> **Problem**: Could you render every line of the material below as a numbered list, dropping any blank lines?

> **Task inputs**:
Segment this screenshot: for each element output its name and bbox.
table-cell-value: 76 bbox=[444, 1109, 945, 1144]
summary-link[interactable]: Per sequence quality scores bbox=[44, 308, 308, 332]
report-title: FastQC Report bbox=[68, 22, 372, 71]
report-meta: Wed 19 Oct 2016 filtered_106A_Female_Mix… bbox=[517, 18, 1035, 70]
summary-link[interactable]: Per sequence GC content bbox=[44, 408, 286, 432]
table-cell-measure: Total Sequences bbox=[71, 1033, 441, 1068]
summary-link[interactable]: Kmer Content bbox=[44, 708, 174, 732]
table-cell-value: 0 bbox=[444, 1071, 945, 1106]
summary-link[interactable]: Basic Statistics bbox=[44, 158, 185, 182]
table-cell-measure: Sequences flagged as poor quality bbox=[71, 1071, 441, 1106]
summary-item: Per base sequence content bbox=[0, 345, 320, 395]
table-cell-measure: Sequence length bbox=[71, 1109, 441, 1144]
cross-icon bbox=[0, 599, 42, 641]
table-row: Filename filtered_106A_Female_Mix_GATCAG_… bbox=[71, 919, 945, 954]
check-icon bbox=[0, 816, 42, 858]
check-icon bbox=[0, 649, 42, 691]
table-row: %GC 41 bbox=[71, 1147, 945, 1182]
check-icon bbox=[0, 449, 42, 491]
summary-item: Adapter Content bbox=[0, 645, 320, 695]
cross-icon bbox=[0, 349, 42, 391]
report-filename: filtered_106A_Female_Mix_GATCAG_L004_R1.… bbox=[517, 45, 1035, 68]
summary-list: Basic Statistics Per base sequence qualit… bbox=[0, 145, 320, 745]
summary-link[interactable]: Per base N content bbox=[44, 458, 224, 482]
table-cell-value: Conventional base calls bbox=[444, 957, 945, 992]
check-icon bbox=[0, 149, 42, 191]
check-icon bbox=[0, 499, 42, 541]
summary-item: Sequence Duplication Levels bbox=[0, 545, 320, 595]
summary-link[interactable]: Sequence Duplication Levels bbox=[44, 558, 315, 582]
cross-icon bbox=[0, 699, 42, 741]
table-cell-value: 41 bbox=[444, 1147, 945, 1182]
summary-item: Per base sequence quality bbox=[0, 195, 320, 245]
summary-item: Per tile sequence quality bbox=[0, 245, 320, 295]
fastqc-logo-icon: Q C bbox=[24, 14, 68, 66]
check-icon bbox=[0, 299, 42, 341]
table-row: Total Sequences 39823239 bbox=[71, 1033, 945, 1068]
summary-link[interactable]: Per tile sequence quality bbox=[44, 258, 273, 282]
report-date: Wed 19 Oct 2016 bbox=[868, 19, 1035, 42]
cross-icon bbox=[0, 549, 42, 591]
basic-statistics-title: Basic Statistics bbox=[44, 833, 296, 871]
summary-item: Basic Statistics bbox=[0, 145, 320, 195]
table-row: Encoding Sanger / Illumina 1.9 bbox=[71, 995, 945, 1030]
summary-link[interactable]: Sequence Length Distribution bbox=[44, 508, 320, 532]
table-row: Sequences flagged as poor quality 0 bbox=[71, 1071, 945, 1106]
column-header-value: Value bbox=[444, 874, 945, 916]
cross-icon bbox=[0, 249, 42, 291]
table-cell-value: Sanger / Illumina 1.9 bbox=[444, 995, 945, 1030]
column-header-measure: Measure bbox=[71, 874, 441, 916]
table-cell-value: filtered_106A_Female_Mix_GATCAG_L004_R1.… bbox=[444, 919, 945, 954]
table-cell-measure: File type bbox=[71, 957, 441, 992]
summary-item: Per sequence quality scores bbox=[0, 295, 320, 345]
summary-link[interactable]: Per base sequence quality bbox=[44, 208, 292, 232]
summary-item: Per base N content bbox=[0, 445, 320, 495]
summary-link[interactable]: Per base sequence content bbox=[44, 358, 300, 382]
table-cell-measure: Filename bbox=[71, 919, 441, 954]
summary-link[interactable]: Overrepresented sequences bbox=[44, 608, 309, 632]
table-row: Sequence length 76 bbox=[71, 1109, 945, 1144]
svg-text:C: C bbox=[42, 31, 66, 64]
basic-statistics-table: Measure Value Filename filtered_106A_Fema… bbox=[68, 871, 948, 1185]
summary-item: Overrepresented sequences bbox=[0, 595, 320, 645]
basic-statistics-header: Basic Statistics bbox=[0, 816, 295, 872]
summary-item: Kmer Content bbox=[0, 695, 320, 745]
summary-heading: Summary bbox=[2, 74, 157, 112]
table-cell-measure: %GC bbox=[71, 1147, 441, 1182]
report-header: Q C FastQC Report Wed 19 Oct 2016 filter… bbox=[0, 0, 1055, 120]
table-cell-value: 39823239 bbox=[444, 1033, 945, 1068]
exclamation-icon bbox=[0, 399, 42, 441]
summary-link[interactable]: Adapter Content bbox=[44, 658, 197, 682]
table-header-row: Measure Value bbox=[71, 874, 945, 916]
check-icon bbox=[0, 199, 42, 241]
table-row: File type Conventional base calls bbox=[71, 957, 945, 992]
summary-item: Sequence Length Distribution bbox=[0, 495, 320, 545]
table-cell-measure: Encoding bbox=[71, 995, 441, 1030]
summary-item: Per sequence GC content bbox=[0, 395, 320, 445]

> **Result for this exercise**:
1. Segment this screenshot: for each element output its name and bbox.
2. table-cell-value: 76 bbox=[444, 1109, 945, 1144]
3. summary-link[interactable]: Per sequence quality scores bbox=[44, 308, 308, 332]
4. report-title: FastQC Report bbox=[68, 22, 372, 71]
5. report-meta: Wed 19 Oct 2016 filtered_106A_Female_Mix… bbox=[517, 18, 1035, 70]
6. summary-link[interactable]: Per sequence GC content bbox=[44, 408, 286, 432]
7. table-cell-measure: Total Sequences bbox=[71, 1033, 441, 1068]
8. summary-link[interactable]: Kmer Content bbox=[44, 708, 174, 732]
9. table-cell-value: 0 bbox=[444, 1071, 945, 1106]
10. summary-link[interactable]: Basic Statistics bbox=[44, 158, 185, 182]
11. table-cell-measure: Sequences flagged as poor quality bbox=[71, 1071, 441, 1106]
12. summary-item: Per base sequence content bbox=[0, 345, 320, 395]
13. table-cell-measure: Sequence length bbox=[71, 1109, 441, 1144]
14. cross-icon bbox=[0, 599, 42, 641]
15. table-row: Filename filtered_106A_Female_Mix_GATCAG_… bbox=[71, 919, 945, 954]
16. check-icon bbox=[0, 816, 42, 858]
17. check-icon bbox=[0, 649, 42, 691]
18. table-row: %GC 41 bbox=[71, 1147, 945, 1182]
19. check-icon bbox=[0, 449, 42, 491]
20. summary-item: Adapter Content bbox=[0, 645, 320, 695]
21. cross-icon bbox=[0, 349, 42, 391]
22. report-filename: filtered_106A_Female_Mix_GATCAG_L004_R1.… bbox=[517, 45, 1035, 68]
23. summary-list: Basic Statistics Per base sequence qualit… bbox=[0, 145, 320, 745]
24. summary-link[interactable]: Per base N content bbox=[44, 458, 224, 482]
25. table-cell-value: Conventional base calls bbox=[444, 957, 945, 992]
26. check-icon bbox=[0, 149, 42, 191]
27. check-icon bbox=[0, 499, 42, 541]
28. summary-item: Sequence Duplication Levels bbox=[0, 545, 320, 595]
29. summary-link[interactable]: Sequence Duplication Levels bbox=[44, 558, 315, 582]
30. cross-icon bbox=[0, 699, 42, 741]
31. table-cell-value: 41 bbox=[444, 1147, 945, 1182]
32. summary-item: Per base sequence quality bbox=[0, 195, 320, 245]
33. summary-item: Per tile sequence quality bbox=[0, 245, 320, 295]
34. fastqc-logo-icon: Q C bbox=[24, 14, 68, 66]
35. check-icon bbox=[0, 299, 42, 341]
36. table-row: Total Sequences 39823239 bbox=[71, 1033, 945, 1068]
37. summary-link[interactable]: Per tile sequence quality bbox=[44, 258, 273, 282]
38. report-date: Wed 19 Oct 2016 bbox=[868, 19, 1035, 42]
39. cross-icon bbox=[0, 549, 42, 591]
40. basic-statistics-title: Basic Statistics bbox=[44, 833, 296, 871]
41. summary-item: Basic Statistics bbox=[0, 145, 320, 195]
42. table-row: Encoding Sanger / Illumina 1.9 bbox=[71, 995, 945, 1030]
43. summary-link[interactable]: Sequence Length Distribution bbox=[44, 508, 320, 532]
44. table-row: Sequences flagged as poor quality 0 bbox=[71, 1071, 945, 1106]
45. column-header-value: Value bbox=[444, 874, 945, 916]
46. cross-icon bbox=[0, 249, 42, 291]
47. table-cell-value: Sanger / Illumina 1.9 bbox=[444, 995, 945, 1030]
48. column-header-measure: Measure bbox=[71, 874, 441, 916]
49. table-cell-value: filtered_106A_Female_Mix_GATCAG_L004_R1.… bbox=[444, 919, 945, 954]
50. table-cell-measure: File type bbox=[71, 957, 441, 992]
51. summary-item: Per sequence quality scores bbox=[0, 295, 320, 345]
52. summary-link[interactable]: Per base sequence quality bbox=[44, 208, 292, 232]
53. summary-item: Per base N content bbox=[0, 445, 320, 495]
54. summary-link[interactable]: Per base sequence content bbox=[44, 358, 300, 382]
55. table-cell-measure: Filename bbox=[71, 919, 441, 954]
56. summary-link[interactable]: Overrepresented sequences bbox=[44, 608, 309, 632]
57. table-row: Sequence length 76 bbox=[71, 1109, 945, 1144]
58. svg-text:C: C bbox=[42, 31, 66, 64]
59. basic-statistics-table: Measure Value Filename filtered_106A_Fema… bbox=[68, 871, 948, 1185]
60. summary-item: Overrepresented sequences bbox=[0, 595, 320, 645]
61. basic-statistics-header: Basic Statistics bbox=[0, 816, 295, 872]
62. summary-item: Kmer Content bbox=[0, 695, 320, 745]
63. summary-heading: Summary bbox=[2, 74, 157, 112]
64. table-cell-measure: %GC bbox=[71, 1147, 441, 1182]
65. report-header: Q C FastQC Report Wed 19 Oct 2016 filter… bbox=[0, 0, 1055, 120]
66. table-cell-value: 39823239 bbox=[444, 1033, 945, 1068]
67. exclamation-icon bbox=[0, 399, 42, 441]
68. summary-link[interactable]: Adapter Content bbox=[44, 658, 197, 682]
69. table-header-row: Measure Value bbox=[71, 874, 945, 916]
70. check-icon bbox=[0, 199, 42, 241]
71. table-row: File type Conventional base calls bbox=[71, 957, 945, 992]
72. summary-item: Sequence Length Distribution bbox=[0, 495, 320, 545]
73. table-cell-measure: Encoding bbox=[71, 995, 441, 1030]
74. summary-item: Per sequence GC content bbox=[0, 395, 320, 445]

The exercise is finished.